# The task:
Pick each line containing the word "immer" out of the data below.

[Page transcription entries]

+ + +

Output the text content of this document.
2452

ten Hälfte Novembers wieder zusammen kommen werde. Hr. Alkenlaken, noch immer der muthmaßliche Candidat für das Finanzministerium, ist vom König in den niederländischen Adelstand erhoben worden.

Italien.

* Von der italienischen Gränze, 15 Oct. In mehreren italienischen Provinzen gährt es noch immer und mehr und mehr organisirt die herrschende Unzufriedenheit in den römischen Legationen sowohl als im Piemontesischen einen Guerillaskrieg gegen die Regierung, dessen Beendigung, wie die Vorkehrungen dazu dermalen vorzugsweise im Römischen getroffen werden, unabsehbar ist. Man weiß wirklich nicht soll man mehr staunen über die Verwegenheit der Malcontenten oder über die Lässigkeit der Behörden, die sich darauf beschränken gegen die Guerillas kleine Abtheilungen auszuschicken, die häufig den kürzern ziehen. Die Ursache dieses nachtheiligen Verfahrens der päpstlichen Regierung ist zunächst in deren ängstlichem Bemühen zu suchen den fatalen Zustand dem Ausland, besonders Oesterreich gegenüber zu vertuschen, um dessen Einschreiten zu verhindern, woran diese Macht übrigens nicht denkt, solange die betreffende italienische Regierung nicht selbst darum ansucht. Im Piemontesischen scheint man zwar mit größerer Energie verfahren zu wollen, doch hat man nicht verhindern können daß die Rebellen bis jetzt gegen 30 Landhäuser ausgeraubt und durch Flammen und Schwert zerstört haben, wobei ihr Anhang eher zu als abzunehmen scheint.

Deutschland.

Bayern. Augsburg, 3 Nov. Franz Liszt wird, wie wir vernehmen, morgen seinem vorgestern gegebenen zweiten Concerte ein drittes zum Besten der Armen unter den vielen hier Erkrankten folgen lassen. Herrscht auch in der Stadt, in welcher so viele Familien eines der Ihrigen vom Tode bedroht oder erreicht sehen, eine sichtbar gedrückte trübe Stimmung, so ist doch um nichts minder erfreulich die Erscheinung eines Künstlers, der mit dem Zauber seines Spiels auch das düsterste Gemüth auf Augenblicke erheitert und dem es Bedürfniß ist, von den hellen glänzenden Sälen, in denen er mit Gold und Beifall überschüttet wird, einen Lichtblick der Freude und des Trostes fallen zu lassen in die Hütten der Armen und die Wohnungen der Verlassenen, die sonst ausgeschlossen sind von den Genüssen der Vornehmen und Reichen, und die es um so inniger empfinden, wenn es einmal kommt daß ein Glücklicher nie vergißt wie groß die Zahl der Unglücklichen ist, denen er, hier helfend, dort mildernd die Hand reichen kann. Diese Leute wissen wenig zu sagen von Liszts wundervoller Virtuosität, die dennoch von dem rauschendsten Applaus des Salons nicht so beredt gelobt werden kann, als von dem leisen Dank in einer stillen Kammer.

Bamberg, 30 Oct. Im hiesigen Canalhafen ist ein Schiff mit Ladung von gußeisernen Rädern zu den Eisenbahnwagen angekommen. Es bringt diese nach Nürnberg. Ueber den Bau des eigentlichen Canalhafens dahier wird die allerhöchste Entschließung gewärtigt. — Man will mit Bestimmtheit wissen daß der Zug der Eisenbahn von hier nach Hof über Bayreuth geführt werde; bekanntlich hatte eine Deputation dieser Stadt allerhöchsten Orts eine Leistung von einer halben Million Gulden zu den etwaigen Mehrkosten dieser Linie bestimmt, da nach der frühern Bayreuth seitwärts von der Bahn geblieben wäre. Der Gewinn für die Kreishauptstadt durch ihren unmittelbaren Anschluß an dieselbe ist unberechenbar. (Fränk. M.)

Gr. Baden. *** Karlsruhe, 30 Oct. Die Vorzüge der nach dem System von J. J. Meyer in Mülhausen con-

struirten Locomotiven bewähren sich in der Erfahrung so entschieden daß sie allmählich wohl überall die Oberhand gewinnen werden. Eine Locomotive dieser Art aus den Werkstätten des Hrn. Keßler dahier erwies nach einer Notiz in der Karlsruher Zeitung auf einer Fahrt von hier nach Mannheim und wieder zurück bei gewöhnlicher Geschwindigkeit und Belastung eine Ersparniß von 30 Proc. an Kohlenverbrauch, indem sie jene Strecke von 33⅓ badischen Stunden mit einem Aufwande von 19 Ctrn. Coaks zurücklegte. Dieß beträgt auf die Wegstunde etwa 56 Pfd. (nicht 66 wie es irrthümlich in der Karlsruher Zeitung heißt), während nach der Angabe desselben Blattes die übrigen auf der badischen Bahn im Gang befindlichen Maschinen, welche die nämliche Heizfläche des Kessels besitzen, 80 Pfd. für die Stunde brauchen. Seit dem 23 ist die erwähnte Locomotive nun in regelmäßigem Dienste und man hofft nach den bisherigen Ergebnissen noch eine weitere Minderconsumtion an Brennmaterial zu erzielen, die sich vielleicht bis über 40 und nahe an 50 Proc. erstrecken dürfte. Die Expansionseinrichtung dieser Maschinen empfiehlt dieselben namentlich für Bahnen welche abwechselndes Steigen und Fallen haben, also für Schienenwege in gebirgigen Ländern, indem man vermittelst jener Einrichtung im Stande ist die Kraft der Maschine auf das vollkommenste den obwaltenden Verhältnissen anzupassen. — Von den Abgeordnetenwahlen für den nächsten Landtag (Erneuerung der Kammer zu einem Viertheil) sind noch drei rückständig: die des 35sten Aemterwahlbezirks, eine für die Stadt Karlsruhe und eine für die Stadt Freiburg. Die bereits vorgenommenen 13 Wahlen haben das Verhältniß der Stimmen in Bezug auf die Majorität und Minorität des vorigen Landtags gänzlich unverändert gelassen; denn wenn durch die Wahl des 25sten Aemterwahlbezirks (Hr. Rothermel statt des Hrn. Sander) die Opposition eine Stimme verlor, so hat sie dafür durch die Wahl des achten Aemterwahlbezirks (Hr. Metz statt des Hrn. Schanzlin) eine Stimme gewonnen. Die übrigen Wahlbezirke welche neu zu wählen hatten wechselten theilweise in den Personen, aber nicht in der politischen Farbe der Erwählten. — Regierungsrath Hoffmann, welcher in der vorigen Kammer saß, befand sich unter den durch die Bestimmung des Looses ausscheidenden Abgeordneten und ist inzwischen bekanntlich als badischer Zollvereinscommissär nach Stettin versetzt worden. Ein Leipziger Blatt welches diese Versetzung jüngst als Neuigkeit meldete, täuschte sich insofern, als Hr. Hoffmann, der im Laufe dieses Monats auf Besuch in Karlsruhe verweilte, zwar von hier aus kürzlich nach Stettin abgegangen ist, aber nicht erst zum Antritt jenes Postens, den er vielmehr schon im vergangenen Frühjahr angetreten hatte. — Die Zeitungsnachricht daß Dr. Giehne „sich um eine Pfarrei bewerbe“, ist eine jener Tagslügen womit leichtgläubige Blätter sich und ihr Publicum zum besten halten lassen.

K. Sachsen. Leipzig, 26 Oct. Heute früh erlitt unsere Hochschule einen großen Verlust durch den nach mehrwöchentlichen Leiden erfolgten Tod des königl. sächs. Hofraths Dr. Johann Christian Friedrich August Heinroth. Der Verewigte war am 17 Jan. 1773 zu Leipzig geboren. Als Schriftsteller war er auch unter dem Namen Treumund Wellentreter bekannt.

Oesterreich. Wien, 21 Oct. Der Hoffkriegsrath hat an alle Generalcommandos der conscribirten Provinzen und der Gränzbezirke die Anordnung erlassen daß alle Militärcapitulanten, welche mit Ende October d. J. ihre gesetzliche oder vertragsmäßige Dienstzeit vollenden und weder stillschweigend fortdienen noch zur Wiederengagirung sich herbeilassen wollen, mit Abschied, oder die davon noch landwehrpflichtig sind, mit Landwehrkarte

+ + +

# Task answer:
ten Hälfte Novembers wieder zusammen kommen werde. Hr. Alkenlaken, noch immer der muthmaßliche Candidat für das Finanzministerium, ist vom König in den niederländischen Adelstand erhoben worden.
* Von der italienischen Gränze, 15 Oct. In mehreren italienischen Provinzen gährt es noch immer und mehr und mehr organisirt die herrschende Unzufriedenheit in den römischen Legationen sowohl als im Piemontesischen einen Guerillaskrieg gegen die Regierung, dessen Beendigung, wie die Vorkehrungen dazu dermalen vorzugsweise im Römischen getroffen werden, unabsehbar ist. Man weiß wirklich nicht soll man mehr staunen über die Verwegenheit der Malcontenten oder über die Lässigkeit der Behörden, die sich darauf beschränken gegen die Guerillas kleine Abtheilungen auszuschicken, die häufig den kürzern ziehen. Die Ursache dieses nachtheiligen Verfahrens der päpstlichen Regierung ist zunächst in deren ängstlichem Bemühen zu suchen den fatalen Zustand dem Ausland, besonders Oesterreich gegenüber zu vertuschen, um dessen Einschreiten zu verhindern, woran diese Macht übrigens nicht denkt, solange die betreffende italienische Regierung nicht selbst darum ansucht. Im Piemontesischen scheint man zwar mit größerer Energie verfahren zu wollen, doch hat man nicht verhindern können daß die Rebellen bis jetzt gegen 30 Landhäuser ausgeraubt und durch Flammen und Schwert zerstört haben, wobei ihr Anhang eher zu als abzunehmen scheint.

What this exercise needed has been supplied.